## What is expected
The exercise asks for every line of the data to be reproduced exactly.

## Available records
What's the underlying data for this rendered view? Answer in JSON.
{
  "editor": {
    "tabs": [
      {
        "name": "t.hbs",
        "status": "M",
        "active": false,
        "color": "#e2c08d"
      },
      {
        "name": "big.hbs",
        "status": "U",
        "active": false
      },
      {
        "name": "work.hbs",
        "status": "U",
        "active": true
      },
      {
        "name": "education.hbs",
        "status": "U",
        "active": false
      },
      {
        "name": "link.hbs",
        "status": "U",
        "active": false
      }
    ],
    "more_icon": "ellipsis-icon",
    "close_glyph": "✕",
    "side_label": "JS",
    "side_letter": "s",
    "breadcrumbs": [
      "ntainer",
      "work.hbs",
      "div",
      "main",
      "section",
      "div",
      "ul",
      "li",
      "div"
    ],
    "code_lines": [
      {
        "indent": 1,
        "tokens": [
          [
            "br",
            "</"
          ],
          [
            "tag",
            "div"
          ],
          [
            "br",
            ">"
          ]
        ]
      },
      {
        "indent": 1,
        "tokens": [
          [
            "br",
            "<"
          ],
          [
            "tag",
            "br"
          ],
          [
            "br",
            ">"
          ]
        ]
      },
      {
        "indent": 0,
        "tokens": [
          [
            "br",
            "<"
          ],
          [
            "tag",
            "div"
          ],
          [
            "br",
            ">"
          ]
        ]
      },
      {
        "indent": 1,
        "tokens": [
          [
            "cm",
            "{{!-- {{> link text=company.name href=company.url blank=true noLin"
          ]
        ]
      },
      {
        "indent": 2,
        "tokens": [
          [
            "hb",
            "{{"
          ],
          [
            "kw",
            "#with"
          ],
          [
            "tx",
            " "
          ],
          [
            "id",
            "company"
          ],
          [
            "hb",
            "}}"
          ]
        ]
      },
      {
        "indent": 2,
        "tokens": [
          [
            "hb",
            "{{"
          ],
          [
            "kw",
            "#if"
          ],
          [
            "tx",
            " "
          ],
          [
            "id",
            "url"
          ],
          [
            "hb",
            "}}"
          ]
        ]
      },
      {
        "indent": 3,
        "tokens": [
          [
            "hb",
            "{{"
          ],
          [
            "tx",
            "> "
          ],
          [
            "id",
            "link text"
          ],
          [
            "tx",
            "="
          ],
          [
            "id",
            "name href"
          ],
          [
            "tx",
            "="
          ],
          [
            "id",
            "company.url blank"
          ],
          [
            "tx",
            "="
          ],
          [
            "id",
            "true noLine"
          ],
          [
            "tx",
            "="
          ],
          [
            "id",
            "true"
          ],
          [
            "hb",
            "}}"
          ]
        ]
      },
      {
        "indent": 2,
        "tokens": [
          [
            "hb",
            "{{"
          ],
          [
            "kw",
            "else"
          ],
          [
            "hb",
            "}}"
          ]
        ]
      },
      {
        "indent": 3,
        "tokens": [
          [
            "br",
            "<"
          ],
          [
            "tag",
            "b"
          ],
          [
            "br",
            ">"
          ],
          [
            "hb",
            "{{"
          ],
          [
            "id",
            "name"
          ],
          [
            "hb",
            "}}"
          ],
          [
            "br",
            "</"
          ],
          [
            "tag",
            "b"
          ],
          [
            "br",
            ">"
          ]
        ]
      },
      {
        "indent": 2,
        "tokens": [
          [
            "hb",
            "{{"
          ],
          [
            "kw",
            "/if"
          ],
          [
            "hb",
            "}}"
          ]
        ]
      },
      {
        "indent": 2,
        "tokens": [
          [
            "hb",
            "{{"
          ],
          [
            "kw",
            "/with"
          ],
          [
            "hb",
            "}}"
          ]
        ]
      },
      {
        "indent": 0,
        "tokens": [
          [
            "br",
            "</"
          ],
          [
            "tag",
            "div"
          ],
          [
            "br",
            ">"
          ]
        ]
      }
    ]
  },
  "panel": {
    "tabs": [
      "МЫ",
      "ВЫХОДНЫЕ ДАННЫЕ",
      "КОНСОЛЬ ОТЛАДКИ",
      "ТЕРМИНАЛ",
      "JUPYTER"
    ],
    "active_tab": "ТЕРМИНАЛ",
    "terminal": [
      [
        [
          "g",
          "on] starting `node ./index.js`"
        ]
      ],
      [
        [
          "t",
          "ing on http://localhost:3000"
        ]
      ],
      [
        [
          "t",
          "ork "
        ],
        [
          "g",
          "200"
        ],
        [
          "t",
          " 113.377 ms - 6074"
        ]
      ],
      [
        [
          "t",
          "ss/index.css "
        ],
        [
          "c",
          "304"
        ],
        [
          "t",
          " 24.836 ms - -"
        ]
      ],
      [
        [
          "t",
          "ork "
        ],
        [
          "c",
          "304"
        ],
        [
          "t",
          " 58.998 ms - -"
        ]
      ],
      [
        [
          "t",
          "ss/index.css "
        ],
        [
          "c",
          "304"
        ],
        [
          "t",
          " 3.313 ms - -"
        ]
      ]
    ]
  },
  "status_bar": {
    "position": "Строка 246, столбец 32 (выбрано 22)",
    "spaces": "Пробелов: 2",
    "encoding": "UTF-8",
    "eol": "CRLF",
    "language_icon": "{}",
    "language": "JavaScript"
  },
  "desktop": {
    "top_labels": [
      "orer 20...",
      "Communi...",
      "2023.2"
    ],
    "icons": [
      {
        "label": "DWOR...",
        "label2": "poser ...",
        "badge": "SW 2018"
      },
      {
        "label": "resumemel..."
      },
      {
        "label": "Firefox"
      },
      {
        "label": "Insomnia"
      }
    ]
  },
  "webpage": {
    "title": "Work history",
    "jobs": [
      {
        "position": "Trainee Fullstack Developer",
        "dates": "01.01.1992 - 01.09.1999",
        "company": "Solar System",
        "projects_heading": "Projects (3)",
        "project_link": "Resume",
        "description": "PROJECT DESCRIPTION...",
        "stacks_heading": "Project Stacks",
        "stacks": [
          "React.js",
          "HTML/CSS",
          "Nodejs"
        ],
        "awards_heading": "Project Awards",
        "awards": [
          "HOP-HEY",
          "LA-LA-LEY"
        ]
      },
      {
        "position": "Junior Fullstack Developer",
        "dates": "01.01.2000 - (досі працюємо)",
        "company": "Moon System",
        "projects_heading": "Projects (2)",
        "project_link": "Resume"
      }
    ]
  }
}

## Response for this exercise
What's the underlying data for this rendered view? Answer in JSON.
{
  "editor": {
    "tabs": [
      {
        "name": "t.hbs",
        "status": "M",
        "active": false,
        "color": "#e2c08d"
      },
      {
        "name": "big.hbs",
        "status": "U",
        "active": false
      },
      {
        "name": "work.hbs",
        "status": "U",
        "active": true
      },
      {
        "name": "education.hbs",
        "status": "U",
        "active": false
      },
      {
        "name": "link.hbs",
        "status": "U",
        "active": false
      }
    ],
    "more_icon": "ellipsis-icon",
    "close_glyph": "✕",
    "side_label": "JS",
    "side_letter": "s",
    "breadcrumbs": [
      "ntainer",
      "work.hbs",
      "div",
      "main",
      "section",
      "div",
      "ul",
      "li",
      "div"
    ],
    "code_lines": [
      {
        "indent": 1,
        "tokens": [
          [
            "br",
            "</"
          ],
          [
            "tag",
            "div"
          ],
          [
            "br",
            ">"
          ]
        ]
      },
      {
        "indent": 1,
        "tokens": [
          [
            "br",
            "<"
          ],
          [
            "tag",
            "br"
          ],
          [
            "br",
            ">"
          ]
        ]
      },
      {
        "indent": 0,
        "tokens": [
          [
            "br",
            "<"
          ],
          [
            "tag",
            "div"
          ],
          [
            "br",
            ">"
          ]
        ]
      },
      {
        "indent": 1,
        "tokens": [
          [
            "cm",
            "{{!-- {{> link text=company.name href=company.url blank=true noLin"
          ]
        ]
      },
      {
        "indent": 2,
        "tokens": [
          [
            "hb",
            "{{"
          ],
          [
            "kw",
            "#with"
          ],
          [
            "tx",
            " "
          ],
          [
            "id",
            "company"
          ],
          [
            "hb",
            "}}"
          ]
        ]
      },
      {
        "indent": 2,
        "tokens": [
          [
            "hb",
            "{{"
          ],
          [
            "kw",
            "#if"
          ],
          [
            "tx",
            " "
          ],
          [
            "id",
            "url"
          ],
          [
            "hb",
            "}}"
          ]
        ]
      },
      {
        "indent": 3,
        "tokens": [
          [
            "hb",
            "{{"
          ],
          [
            "tx",
            "> "
          ],
          [
            "id",
            "link text"
          ],
          [
            "tx",
            "="
          ],
          [
            "id",
            "name href"
          ],
          [
            "tx",
            "="
          ],
          [
            "id",
            "company.url blank"
          ],
          [
            "tx",
            "="
          ],
          [
            "id",
            "true noLine"
          ],
          [
            "tx",
            "="
          ],
          [
            "id",
            "true"
          ],
          [
            "hb",
            "}}"
          ]
        ]
      },
      {
        "indent": 2,
        "tokens": [
          [
            "hb",
            "{{"
          ],
          [
            "kw",
            "else"
          ],
          [
            "hb",
            "}}"
          ]
        ]
      },
      {
        "indent": 3,
        "tokens": [
          [
            "br",
            "<"
          ],
          [
            "tag",
            "b"
          ],
          [
            "br",
            ">"
          ],
          [
            "hb",
            "{{"
          ],
          [
            "id",
            "name"
          ],
          [
            "hb",
            "}}"
          ],
          [
            "br",
            "</"
          ],
          [
            "tag",
            "b"
          ],
          [
            "br",
            ">"
          ]
        ]
      },
      {
        "indent": 2,
        "tokens": [
          [
            "hb",
            "{{"
          ],
          [
            "kw",
            "/if"
          ],
          [
            "hb",
            "}}"
          ]
        ]
      },
      {
        "indent": 2,
        "tokens": [
          [
            "hb",
            "{{"
          ],
          [
            "kw",
            "/with"
          ],
          [
            "hb",
            "}}"
          ]
        ]
      },
      {
        "indent": 0,
        "tokens": [
          [
            "br",
            "</"
          ],
          [
            "tag",
            "div"
          ],
          [
            "br",
            ">"
          ]
        ]
      }
    ]
  },
  "panel": {
    "tabs": [
      "МЫ",
      "ВЫХОДНЫЕ ДАННЫЕ",
      "КОНСОЛЬ ОТЛАДКИ",
      "ТЕРМИНАЛ",
      "JUPYTER"
    ],
    "active_tab": "ТЕРМИНАЛ",
    "terminal": [
      [
        [
          "g",
          "on] starting `node ./index.js`"
        ]
      ],
      [
        [
          "t",
          "ing on http://localhost:3000"
        ]
      ],
      [
        [
          "t",
          "ork "
        ],
        [
          "g",
          "200"
        ],
        [
          "t",
          " 113.377 ms - 6074"
        ]
      ],
      [
        [
          "t",
          "ss/index.css "
        ],
        [
          "c",
          "304"
        ],
        [
          "t",
          " 24.836 ms - -"
        ]
      ],
      [
        [
          "t",
          "ork "
        ],
        [
          "c",
          "304"
        ],
        [
          "t",
          " 58.998 ms - -"
        ]
      ],
      [
        [
          "t",
          "ss/index.css "
        ],
        [
          "c",
          "304"
        ],
        [
          "t",
          " 3.313 ms - -"
        ]
      ]
    ]
  },
  "status_bar": {
    "position": "Строка 246, столбец 32 (выбрано 22)",
    "spaces": "Пробелов: 2",
    "encoding": "UTF-8",
    "eol": "CRLF",
    "language_icon": "{}",
    "language": "JavaScript"
  },
  "desktop": {
    "top_labels": [
      "orer 20...",
      "Communi...",
      "2023.2"
    ],
    "icons": [
      {
        "label": "DWOR...",
        "label2": "poser ...",
        "badge": "SW 2018"
      },
      {
        "label": "resumemel..."
      },
      {
        "label": "Firefox"
      },
      {
        "label": "Insomnia"
      }
    ]
  },
  "webpage": {
    "title": "Work history",
    "jobs": [
      {
        "position": "Trainee Fullstack Developer",
        "dates": "01.01.1992 - 01.09.1999",
        "company": "Solar System",
        "projects_heading": "Projects (3)",
        "project_link": "Resume",
        "description": "PROJECT DESCRIPTION...",
        "stacks_heading": "Project Stacks",
        "stacks": [
          "React.js",
          "HTML/CSS",
          "Nodejs"
        ],
        "awards_heading": "Project Awards",
        "awards": [
          "HOP-HEY",
          "LA-LA-LEY"
        ]
      },
      {
        "position": "Junior Fullstack Developer",
        "dates": "01.01.2000 - (досі працюємо)",
        "company": "Moon System",
        "projects_heading": "Projects (2)",
        "project_link": "Resume"
      }
    ]
  }
}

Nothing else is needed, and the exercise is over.